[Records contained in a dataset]
*-*-*

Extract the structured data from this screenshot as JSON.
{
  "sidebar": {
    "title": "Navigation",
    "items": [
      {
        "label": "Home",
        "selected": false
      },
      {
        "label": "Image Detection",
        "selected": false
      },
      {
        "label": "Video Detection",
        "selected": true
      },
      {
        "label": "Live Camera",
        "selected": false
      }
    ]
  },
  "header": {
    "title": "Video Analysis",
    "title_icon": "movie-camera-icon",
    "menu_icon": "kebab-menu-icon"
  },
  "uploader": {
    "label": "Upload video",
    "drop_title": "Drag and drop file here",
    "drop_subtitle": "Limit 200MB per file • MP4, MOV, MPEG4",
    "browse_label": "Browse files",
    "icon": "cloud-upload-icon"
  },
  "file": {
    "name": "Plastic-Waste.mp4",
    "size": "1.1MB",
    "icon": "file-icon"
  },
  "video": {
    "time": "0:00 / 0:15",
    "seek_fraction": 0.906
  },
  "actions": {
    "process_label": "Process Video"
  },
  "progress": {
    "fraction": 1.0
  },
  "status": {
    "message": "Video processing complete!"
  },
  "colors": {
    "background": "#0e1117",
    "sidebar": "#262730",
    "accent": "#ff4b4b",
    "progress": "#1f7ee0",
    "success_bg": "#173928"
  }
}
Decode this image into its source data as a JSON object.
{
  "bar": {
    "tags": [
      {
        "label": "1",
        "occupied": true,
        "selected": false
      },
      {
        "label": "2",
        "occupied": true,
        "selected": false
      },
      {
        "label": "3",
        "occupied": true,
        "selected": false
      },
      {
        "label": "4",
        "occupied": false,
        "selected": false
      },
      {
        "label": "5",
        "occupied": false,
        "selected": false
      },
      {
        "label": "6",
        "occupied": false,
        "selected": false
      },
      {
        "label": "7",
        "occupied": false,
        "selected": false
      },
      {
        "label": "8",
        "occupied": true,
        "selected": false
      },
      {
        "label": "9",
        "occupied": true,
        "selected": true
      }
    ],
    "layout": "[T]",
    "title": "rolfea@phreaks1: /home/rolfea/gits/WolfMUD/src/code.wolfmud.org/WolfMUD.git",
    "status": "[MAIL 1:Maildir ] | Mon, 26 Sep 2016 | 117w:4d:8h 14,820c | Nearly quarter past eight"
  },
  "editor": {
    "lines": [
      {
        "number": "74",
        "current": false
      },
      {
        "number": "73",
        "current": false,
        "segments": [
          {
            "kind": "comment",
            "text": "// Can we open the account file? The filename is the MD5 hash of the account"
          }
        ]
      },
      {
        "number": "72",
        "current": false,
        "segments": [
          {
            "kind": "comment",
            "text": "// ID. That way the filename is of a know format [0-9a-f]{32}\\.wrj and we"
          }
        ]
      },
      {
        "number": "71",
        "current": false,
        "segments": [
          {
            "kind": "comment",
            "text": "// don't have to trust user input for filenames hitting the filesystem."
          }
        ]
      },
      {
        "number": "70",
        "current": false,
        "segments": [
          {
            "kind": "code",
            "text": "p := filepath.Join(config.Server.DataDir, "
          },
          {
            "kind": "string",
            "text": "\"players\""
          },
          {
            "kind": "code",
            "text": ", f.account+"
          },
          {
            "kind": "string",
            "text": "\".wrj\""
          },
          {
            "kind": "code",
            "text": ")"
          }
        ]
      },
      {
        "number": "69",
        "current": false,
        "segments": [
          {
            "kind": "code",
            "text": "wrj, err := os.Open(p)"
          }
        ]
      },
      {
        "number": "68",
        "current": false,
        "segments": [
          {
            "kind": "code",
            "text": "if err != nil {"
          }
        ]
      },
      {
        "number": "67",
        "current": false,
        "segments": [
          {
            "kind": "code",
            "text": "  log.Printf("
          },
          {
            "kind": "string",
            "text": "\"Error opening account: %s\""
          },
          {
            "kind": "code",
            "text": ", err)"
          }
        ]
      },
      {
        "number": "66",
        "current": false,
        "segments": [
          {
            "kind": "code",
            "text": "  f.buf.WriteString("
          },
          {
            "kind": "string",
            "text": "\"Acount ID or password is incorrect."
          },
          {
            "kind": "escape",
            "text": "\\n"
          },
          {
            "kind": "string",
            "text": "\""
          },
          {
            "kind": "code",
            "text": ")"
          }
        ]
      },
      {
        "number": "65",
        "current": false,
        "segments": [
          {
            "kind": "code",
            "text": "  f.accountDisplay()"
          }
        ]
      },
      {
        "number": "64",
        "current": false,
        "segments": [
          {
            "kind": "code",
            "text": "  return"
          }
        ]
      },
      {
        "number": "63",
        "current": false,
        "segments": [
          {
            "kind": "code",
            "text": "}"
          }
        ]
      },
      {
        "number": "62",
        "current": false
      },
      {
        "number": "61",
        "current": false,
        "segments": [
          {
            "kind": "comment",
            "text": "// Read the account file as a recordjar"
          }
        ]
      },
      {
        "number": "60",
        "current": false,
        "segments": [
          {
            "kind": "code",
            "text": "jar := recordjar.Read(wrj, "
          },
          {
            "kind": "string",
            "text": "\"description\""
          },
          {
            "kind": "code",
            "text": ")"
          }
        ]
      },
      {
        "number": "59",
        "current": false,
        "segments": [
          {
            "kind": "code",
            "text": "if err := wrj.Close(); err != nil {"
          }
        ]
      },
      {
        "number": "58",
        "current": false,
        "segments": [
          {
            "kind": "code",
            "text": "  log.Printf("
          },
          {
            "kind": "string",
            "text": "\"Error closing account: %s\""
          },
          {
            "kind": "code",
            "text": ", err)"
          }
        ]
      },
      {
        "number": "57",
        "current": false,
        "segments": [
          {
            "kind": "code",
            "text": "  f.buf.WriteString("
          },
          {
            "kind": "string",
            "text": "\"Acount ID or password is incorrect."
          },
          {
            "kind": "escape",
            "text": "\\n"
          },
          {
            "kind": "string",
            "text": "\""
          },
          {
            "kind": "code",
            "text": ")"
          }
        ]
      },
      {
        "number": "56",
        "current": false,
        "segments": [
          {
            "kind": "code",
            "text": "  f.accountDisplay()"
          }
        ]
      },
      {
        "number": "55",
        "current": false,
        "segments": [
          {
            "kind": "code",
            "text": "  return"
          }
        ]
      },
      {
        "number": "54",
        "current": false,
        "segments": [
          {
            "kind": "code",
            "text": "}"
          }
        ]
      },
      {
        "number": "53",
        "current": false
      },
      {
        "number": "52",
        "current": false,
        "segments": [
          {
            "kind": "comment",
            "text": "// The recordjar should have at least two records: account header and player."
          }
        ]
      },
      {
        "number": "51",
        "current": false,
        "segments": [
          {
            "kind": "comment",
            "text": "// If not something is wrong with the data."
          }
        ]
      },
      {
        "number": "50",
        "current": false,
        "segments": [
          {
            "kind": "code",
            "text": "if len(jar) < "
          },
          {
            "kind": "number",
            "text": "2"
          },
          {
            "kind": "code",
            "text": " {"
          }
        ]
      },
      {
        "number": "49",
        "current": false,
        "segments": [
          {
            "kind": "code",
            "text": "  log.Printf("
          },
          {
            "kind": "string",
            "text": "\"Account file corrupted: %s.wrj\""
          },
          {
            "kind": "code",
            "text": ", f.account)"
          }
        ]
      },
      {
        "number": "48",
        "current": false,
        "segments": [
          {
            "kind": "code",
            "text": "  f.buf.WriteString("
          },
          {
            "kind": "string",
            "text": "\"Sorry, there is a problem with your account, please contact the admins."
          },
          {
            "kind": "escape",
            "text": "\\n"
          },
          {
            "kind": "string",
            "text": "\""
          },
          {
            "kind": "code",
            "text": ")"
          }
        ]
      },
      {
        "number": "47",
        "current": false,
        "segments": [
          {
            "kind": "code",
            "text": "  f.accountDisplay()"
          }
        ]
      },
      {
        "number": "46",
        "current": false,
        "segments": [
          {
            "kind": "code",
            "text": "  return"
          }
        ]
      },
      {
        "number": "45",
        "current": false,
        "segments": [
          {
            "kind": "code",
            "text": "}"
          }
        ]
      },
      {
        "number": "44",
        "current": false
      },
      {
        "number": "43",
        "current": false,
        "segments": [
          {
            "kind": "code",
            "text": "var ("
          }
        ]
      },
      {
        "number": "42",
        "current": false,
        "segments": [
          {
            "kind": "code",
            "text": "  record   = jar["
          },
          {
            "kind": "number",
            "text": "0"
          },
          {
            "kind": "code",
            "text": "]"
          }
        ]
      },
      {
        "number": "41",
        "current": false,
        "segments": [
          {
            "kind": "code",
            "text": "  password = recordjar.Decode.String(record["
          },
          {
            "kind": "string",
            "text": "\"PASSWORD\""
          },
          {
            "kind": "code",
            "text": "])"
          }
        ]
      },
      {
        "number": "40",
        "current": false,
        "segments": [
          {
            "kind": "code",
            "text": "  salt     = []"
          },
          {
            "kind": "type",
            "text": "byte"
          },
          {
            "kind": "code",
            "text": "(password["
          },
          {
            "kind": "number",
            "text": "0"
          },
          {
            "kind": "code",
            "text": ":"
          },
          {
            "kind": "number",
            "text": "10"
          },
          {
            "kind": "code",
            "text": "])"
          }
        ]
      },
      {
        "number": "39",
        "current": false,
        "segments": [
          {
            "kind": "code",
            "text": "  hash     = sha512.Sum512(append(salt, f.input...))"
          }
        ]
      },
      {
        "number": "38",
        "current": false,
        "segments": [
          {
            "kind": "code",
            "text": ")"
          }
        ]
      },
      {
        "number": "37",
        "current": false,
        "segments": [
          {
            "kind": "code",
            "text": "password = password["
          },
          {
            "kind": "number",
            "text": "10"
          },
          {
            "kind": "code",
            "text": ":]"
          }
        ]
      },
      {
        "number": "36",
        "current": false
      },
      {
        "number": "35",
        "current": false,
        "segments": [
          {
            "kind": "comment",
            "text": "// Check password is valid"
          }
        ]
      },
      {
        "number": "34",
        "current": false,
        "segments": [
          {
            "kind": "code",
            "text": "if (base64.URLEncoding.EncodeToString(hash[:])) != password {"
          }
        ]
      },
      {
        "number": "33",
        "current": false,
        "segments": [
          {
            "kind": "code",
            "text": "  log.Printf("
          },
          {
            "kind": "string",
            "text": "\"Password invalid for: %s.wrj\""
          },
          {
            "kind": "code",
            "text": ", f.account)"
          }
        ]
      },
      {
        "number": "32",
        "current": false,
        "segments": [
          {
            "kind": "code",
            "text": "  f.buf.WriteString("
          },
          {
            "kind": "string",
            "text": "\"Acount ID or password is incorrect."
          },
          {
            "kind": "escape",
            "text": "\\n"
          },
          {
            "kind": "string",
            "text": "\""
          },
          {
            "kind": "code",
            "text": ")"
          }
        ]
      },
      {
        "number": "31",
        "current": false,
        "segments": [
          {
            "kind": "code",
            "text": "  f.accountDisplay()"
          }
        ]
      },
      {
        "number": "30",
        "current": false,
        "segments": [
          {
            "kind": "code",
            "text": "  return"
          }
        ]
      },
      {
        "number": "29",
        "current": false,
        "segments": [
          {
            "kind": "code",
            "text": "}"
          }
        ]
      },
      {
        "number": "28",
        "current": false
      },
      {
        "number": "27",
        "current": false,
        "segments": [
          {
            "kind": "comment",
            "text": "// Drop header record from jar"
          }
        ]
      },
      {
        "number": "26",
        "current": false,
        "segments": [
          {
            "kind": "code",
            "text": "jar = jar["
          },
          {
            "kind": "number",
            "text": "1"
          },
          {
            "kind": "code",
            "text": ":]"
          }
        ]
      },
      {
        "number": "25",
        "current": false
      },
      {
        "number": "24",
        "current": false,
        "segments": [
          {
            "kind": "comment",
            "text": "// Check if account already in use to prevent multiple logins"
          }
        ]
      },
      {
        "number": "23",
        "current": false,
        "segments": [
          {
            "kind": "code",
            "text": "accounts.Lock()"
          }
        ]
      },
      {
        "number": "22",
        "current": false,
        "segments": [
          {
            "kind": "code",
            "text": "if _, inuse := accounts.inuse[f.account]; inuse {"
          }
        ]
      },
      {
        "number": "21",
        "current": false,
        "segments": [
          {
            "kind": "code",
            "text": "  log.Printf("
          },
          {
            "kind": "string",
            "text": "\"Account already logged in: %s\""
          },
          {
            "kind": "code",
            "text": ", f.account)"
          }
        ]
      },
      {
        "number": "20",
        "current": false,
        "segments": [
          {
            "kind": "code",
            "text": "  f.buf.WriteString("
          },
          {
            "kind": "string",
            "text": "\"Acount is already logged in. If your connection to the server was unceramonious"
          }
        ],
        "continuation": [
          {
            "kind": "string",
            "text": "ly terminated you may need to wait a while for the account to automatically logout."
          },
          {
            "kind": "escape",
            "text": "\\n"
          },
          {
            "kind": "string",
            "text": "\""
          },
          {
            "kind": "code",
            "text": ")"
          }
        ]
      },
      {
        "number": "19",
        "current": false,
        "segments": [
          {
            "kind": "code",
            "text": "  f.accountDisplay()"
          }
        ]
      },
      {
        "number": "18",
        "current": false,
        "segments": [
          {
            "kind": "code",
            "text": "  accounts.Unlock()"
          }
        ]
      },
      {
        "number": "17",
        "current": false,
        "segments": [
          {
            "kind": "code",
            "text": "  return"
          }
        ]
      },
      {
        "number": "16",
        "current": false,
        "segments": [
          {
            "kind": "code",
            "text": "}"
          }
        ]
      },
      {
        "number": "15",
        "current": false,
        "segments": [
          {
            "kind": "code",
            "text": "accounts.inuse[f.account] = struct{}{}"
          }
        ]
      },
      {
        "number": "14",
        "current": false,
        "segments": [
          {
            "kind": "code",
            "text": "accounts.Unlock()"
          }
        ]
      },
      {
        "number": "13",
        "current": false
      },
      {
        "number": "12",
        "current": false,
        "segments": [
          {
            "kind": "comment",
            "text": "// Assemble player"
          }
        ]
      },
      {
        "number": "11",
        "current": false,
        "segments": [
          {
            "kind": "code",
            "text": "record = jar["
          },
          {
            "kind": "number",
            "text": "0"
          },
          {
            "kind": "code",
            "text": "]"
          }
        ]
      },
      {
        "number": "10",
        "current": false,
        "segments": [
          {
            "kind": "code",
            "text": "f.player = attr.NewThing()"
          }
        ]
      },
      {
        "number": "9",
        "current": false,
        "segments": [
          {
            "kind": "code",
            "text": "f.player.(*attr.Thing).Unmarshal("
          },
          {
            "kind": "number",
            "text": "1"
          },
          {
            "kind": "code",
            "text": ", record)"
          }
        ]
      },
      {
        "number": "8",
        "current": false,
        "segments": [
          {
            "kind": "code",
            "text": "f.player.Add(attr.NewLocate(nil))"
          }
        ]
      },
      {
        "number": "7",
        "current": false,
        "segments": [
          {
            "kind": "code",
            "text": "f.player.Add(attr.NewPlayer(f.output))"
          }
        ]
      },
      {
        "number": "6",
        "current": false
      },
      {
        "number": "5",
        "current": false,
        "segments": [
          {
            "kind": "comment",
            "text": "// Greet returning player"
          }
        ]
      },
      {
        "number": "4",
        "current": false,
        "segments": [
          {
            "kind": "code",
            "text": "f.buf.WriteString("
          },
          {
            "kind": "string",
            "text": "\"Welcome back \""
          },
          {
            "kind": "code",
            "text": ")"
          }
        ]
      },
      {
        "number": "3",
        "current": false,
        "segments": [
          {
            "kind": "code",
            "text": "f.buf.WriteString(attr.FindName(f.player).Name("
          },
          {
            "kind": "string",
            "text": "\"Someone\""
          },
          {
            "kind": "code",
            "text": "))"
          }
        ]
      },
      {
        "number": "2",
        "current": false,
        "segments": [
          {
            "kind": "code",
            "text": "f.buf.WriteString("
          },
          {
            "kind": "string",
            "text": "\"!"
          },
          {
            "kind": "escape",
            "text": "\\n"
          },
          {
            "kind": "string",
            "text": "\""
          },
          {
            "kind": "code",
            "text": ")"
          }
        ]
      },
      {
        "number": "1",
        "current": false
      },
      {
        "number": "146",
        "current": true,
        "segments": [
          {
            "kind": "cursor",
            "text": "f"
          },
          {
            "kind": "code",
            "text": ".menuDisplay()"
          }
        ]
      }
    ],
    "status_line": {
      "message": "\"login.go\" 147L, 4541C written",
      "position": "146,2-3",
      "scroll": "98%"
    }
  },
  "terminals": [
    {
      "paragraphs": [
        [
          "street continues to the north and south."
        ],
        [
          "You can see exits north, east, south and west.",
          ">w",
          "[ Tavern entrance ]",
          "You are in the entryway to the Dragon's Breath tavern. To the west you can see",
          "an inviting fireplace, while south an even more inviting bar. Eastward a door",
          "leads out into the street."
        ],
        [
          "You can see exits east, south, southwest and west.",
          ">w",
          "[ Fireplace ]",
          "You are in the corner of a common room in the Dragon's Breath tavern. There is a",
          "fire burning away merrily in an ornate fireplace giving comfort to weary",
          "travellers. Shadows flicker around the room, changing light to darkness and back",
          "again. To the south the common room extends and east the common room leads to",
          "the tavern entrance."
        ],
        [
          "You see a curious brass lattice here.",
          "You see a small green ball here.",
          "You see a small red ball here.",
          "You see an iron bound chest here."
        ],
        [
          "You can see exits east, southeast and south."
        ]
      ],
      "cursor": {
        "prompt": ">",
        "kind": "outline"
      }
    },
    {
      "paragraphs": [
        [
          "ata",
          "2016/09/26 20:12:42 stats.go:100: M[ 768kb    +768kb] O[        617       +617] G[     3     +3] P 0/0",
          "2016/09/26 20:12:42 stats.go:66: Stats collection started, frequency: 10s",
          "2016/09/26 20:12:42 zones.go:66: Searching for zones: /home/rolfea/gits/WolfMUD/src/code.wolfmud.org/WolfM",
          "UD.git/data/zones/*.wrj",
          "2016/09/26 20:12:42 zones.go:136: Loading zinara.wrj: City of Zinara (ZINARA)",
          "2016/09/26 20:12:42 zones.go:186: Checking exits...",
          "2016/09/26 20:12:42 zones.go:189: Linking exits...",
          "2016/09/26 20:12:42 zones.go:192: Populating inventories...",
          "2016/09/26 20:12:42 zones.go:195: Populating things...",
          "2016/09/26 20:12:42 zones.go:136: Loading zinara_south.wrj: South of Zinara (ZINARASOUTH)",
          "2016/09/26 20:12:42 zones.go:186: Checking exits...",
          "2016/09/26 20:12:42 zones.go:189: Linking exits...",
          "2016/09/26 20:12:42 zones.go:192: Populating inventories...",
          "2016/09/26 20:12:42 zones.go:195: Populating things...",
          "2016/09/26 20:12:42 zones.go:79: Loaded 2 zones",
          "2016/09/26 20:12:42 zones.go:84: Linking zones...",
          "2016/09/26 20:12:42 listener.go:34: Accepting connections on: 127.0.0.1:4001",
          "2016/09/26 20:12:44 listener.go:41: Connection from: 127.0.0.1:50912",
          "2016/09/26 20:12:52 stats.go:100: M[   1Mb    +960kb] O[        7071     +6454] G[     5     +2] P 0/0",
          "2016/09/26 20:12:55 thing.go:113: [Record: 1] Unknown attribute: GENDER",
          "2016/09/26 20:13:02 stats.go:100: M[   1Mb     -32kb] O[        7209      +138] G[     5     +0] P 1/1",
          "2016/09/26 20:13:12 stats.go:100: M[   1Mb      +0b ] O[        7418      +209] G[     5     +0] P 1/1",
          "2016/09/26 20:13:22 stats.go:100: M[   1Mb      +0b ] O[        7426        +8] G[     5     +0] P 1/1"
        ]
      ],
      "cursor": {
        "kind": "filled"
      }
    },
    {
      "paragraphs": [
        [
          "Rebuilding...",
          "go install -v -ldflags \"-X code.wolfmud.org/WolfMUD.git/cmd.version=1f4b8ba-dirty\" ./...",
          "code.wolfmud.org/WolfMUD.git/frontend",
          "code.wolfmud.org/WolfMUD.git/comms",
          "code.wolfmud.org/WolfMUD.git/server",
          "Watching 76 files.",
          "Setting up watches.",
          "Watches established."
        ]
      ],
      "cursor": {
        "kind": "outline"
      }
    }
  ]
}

*-*-*

Exercise goal
Return, from the data, each line that has the word "listener" in it.

Task answer
          "2016/09/26 20:12:42 listener.go:34: Accepting connections on: 127.0.0.1:4001",
          "2016/09/26 20:12:44 listener.go:41: Connection from: 127.0.0.1:50912",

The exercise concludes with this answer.